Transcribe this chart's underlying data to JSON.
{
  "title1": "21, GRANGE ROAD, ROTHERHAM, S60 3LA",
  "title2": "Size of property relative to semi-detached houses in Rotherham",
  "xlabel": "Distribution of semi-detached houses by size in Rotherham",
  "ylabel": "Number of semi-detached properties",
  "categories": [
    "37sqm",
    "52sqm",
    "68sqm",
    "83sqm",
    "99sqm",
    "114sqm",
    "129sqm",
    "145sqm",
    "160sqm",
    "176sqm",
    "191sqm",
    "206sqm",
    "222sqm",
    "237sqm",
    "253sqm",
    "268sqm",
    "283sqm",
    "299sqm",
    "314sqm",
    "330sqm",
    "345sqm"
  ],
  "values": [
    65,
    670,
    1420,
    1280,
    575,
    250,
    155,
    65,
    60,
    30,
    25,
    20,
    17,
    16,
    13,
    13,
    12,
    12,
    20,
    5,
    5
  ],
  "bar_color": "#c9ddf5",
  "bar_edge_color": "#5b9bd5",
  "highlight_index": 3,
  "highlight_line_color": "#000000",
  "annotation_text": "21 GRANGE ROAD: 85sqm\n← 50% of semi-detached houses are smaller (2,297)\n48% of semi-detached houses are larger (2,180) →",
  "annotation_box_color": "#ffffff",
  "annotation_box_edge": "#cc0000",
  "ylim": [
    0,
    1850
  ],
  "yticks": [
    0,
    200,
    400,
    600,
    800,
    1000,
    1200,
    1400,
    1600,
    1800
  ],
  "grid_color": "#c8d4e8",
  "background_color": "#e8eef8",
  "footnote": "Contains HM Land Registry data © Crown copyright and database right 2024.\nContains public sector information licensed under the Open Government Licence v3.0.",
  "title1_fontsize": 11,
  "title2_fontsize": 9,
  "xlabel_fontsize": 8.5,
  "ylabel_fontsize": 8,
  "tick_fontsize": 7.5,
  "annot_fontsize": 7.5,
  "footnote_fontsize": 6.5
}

※ ※ ※

TO BE DONE:
Copy every line of the records above that contains "ROAD".

WORKED ANSWER:
  "title1": "21, GRANGE ROAD, ROTHERHAM, S60 3LA",
  "annotation_text": "21 GRANGE ROAD: 85sqm\n← 50% of semi-detached houses are smaller (2,297)\n48% of semi-detached houses are larger (2,180) →",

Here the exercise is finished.